**Your instructions**
Extract all of the data and reproduce it precisely.

**Input**

=======

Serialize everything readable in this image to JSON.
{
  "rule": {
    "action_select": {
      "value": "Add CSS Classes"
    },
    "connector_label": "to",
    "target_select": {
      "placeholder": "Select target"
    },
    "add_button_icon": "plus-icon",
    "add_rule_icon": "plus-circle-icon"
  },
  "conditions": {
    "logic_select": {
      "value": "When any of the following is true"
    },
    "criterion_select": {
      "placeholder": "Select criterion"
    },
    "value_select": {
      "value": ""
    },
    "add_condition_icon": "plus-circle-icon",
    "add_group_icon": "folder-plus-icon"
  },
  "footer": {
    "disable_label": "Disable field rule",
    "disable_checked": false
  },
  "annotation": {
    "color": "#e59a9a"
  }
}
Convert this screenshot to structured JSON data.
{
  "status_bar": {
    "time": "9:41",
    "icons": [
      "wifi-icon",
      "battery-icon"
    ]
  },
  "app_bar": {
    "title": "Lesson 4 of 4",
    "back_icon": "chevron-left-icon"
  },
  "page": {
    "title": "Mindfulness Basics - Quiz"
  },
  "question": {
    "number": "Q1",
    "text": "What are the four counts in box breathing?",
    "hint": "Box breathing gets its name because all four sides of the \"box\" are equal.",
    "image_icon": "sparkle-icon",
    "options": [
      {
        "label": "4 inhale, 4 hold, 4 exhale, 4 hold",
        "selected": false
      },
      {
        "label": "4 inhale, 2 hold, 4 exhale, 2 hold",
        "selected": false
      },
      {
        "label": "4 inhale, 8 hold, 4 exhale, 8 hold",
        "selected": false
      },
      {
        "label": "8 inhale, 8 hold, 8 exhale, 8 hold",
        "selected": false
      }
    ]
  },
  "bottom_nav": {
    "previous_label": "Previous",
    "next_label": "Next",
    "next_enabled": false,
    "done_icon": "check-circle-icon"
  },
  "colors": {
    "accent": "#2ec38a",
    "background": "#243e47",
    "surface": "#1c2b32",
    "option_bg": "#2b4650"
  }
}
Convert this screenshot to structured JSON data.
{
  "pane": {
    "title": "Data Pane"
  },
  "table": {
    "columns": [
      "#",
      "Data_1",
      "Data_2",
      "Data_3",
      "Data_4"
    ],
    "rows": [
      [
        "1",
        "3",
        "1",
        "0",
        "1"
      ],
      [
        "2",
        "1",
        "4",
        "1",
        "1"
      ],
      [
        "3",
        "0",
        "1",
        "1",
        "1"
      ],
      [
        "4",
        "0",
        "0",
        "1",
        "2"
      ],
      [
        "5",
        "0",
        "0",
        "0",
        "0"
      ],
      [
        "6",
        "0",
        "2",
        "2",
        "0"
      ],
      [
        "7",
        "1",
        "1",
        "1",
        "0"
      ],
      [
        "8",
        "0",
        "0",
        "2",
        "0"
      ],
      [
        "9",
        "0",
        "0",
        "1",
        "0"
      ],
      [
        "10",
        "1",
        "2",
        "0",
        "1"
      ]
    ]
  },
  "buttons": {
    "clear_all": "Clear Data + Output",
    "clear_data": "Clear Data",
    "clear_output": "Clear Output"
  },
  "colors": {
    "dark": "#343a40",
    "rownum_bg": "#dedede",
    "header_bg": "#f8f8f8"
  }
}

=======

**The output**
Serialize everything readable in this image to JSON.
{
  "rule": {
    "action_select": {
      "value": "Add CSS Classes"
    },
    "connector_label": "to",
    "target_select": {
      "placeholder": "Select target"
    },
    "add_button_icon": "plus-icon",
    "add_rule_icon": "plus-circle-icon"
  },
  "conditions": {
    "logic_select": {
      "value": "When any of the following is true"
    },
    "criterion_select": {
      "placeholder": "Select criterion"
    },
    "value_select": {
      "value": ""
    },
    "add_condition_icon": "plus-circle-icon",
    "add_group_icon": "folder-plus-icon"
  },
  "footer": {
    "disable_label": "Disable field rule",
    "disable_checked": false
  },
  "annotation": {
    "color": "#e59a9a"
  }
}
Convert this screenshot to structured JSON data.
{
  "status_bar": {
    "time": "9:41",
    "icons": [
      "wifi-icon",
      "battery-icon"
    ]
  },
  "app_bar": {
    "title": "Lesson 4 of 4",
    "back_icon": "chevron-left-icon"
  },
  "page": {
    "title": "Mindfulness Basics - Quiz"
  },
  "question": {
    "number": "Q1",
    "text": "What are the four counts in box breathing?",
    "hint": "Box breathing gets its name because all four sides of the \"box\" are equal.",
    "image_icon": "sparkle-icon",
    "options": [
      {
        "label": "4 inhale, 4 hold, 4 exhale, 4 hold",
        "selected": false
      },
      {
        "label": "4 inhale, 2 hold, 4 exhale, 2 hold",
        "selected": false
      },
      {
        "label": "4 inhale, 8 hold, 4 exhale, 8 hold",
        "selected": false
      },
      {
        "label": "8 inhale, 8 hold, 8 exhale, 8 hold",
        "selected": false
      }
    ]
  },
  "bottom_nav": {
    "previous_label": "Previous",
    "next_label": "Next",
    "next_enabled": false,
    "done_icon": "check-circle-icon"
  },
  "colors": {
    "accent": "#2ec38a",
    "background": "#243e47",
    "surface": "#1c2b32",
    "option_bg": "#2b4650"
  }
}
Convert this screenshot to structured JSON data.
{
  "pane": {
    "title": "Data Pane"
  },
  "table": {
    "columns": [
      "#",
      "Data_1",
      "Data_2",
      "Data_3",
      "Data_4"
    ],
    "rows": [
      [
        "1",
        "3",
        "1",
        "0",
        "1"
      ],
      [
        "2",
        "1",
        "4",
        "1",
        "1"
      ],
      [
        "3",
        "0",
        "1",
        "1",
        "1"
      ],
      [
        "4",
        "0",
        "0",
        "1",
        "2"
      ],
      [
        "5",
        "0",
        "0",
        "0",
        "0"
      ],
      [
        "6",
        "0",
        "2",
        "2",
        "0"
      ],
      [
        "7",
        "1",
        "1",
        "1",
        "0"
      ],
      [
        "8",
        "0",
        "0",
        "2",
        "0"
      ],
      [
        "9",
        "0",
        "0",
        "1",
        "0"
      ],
      [
        "10",
        "1",
        "2",
        "0",
        "1"
      ]
    ]
  },
  "buttons": {
    "clear_all": "Clear Data + Output",
    "clear_data": "Clear Data",
    "clear_output": "Clear Output"
  },
  "colors": {
    "dark": "#343a40",
    "rownum_bg": "#dedede",
    "header_bg": "#f8f8f8"
  }
}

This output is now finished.